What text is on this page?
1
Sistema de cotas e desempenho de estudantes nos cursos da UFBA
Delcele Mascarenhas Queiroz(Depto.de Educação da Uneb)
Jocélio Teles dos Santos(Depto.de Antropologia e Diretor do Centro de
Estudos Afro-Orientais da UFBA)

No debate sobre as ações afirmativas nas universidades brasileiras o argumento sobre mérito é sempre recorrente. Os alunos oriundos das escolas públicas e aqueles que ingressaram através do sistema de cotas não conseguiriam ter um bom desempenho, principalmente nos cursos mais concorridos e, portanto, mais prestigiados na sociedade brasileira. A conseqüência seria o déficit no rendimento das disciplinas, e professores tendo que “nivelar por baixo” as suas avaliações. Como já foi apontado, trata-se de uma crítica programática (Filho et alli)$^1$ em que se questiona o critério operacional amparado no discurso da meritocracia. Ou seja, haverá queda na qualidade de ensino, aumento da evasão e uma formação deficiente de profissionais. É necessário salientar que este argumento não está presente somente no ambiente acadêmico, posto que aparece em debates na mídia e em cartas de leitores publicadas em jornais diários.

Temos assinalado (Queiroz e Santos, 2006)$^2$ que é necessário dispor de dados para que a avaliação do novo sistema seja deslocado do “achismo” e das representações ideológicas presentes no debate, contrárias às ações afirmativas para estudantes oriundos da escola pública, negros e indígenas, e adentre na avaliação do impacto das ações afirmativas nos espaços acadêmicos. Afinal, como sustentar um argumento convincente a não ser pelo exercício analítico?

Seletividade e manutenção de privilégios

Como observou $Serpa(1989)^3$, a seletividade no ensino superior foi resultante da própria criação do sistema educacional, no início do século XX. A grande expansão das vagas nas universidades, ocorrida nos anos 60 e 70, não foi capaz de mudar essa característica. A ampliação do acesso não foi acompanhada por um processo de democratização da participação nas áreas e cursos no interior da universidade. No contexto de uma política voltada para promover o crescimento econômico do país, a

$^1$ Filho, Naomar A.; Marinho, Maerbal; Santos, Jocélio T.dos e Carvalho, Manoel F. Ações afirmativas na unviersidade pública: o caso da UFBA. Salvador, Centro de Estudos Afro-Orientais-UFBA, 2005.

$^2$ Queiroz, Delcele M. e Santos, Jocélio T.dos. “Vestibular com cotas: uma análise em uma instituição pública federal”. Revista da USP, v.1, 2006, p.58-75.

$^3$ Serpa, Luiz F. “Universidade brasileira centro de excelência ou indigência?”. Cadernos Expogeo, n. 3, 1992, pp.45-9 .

= = = = =

» Problem to solve
Restate the whole of the material exactly.

» Reply to the task
What text is on this page?
1
Sistema de cotas e desempenho de estudantes nos cursos da UFBA
Delcele Mascarenhas Queiroz(Depto.de Educação da Uneb)
Jocélio Teles dos Santos(Depto.de Antropologia e Diretor do Centro de
Estudos Afro-Orientais da UFBA)

No debate sobre as ações afirmativas nas universidades brasileiras o argumento sobre mérito é sempre recorrente. Os alunos oriundos das escolas públicas e aqueles que ingressaram através do sistema de cotas não conseguiriam ter um bom desempenho, principalmente nos cursos mais concorridos e, portanto, mais prestigiados na sociedade brasileira. A conseqüência seria o déficit no rendimento das disciplinas, e professores tendo que “nivelar por baixo” as suas avaliações. Como já foi apontado, trata-se de uma crítica programática (Filho et alli)$^1$ em que se questiona o critério operacional amparado no discurso da meritocracia. Ou seja, haverá queda na qualidade de ensino, aumento da evasão e uma formação deficiente de profissionais. É necessário salientar que este argumento não está presente somente no ambiente acadêmico, posto que aparece em debates na mídia e em cartas de leitores publicadas em jornais diários.

Temos assinalado (Queiroz e Santos, 2006)$^2$ que é necessário dispor de dados para que a avaliação do novo sistema seja deslocado do “achismo” e das representações ideológicas presentes no debate, contrárias às ações afirmativas para estudantes oriundos da escola pública, negros e indígenas, e adentre na avaliação do impacto das ações afirmativas nos espaços acadêmicos. Afinal, como sustentar um argumento convincente a não ser pelo exercício analítico?

Seletividade e manutenção de privilégios

Como observou $Serpa(1989)^3$, a seletividade no ensino superior foi resultante da própria criação do sistema educacional, no início do século XX. A grande expansão das vagas nas universidades, ocorrida nos anos 60 e 70, não foi capaz de mudar essa característica. A ampliação do acesso não foi acompanhada por um processo de democratização da participação nas áreas e cursos no interior da universidade. No contexto de uma política voltada para promover o crescimento econômico do país, a

$^1$ Filho, Naomar A.; Marinho, Maerbal; Santos, Jocélio T.dos e Carvalho, Manoel F. Ações afirmativas na unviersidade pública: o caso da UFBA. Salvador, Centro de Estudos Afro-Orientais-UFBA, 2005.

$^2$ Queiroz, Delcele M. e Santos, Jocélio T.dos. “Vestibular com cotas: uma análise em uma instituição pública federal”. Revista da USP, v.1, 2006, p.58-75.

$^3$ Serpa, Luiz F. “Universidade brasileira centro de excelência ou indigência?”. Cadernos Expogeo, n. 3, 1992, pp.45-9 .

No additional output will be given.